— Aim of the exercise —
Filter the entries below, keeping only lines with the word "JSON".

----- Data for this task -----

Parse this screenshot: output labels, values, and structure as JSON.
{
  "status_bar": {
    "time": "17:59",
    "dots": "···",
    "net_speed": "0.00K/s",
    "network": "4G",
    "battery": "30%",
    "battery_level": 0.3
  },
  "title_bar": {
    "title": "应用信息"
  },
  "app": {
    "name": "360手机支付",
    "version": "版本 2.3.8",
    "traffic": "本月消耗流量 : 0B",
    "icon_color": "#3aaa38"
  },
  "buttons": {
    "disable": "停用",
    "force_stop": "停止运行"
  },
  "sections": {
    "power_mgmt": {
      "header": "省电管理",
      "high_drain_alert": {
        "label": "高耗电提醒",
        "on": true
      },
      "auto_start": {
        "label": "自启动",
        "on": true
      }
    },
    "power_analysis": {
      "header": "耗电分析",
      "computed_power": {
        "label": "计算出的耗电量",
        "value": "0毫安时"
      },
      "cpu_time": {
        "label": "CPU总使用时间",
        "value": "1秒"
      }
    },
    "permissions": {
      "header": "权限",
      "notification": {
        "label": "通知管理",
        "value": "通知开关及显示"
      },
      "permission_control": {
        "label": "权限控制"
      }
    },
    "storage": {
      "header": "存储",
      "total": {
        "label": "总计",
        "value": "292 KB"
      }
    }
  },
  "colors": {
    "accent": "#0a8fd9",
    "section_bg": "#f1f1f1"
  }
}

-----
----- Data for this task -----

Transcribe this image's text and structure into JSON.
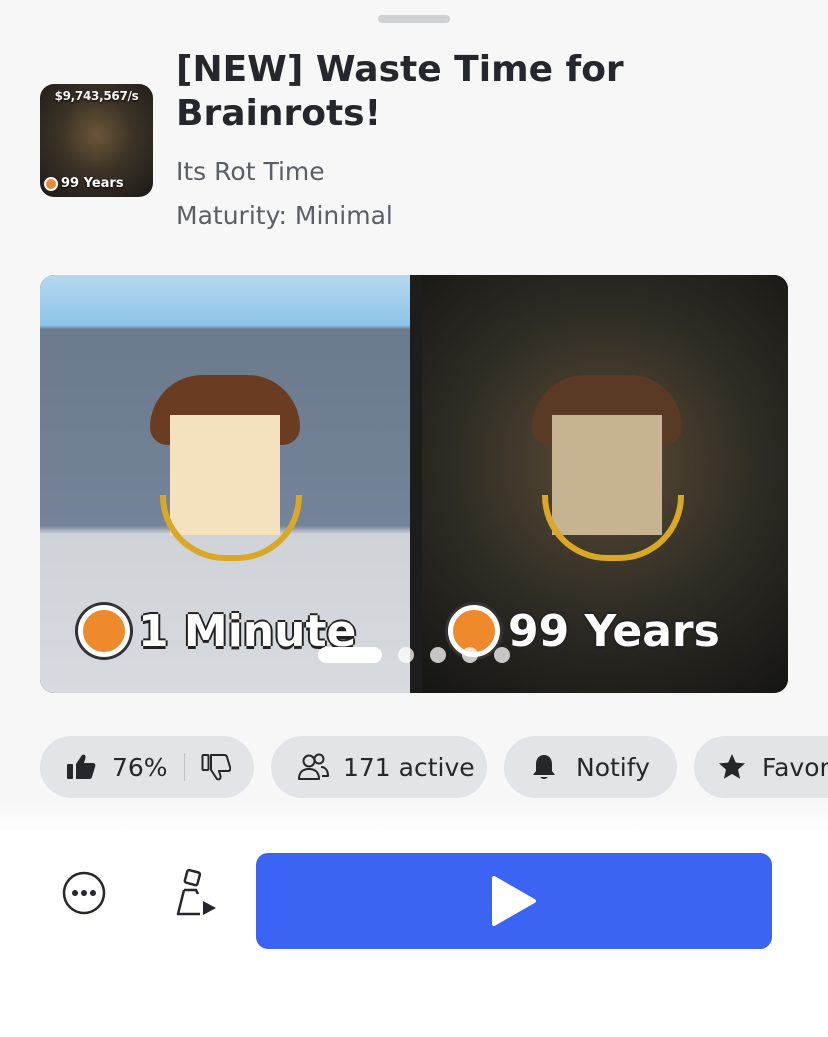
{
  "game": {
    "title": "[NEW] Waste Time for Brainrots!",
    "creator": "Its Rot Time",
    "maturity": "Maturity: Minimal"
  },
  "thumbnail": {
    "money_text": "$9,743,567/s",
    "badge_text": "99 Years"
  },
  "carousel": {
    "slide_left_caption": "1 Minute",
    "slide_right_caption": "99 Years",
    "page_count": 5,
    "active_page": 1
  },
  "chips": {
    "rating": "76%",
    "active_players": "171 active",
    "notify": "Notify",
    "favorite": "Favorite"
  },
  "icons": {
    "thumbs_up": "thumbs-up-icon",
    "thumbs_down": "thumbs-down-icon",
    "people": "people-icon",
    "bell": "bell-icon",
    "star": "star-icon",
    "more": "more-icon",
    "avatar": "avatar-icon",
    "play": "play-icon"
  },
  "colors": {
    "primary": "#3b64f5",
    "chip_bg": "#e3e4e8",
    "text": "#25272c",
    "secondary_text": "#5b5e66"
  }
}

-----

— Exercise result —
Parse this screenshot: output labels, values, and structure as JSON.
Transcribe this image's text and structure into JSON.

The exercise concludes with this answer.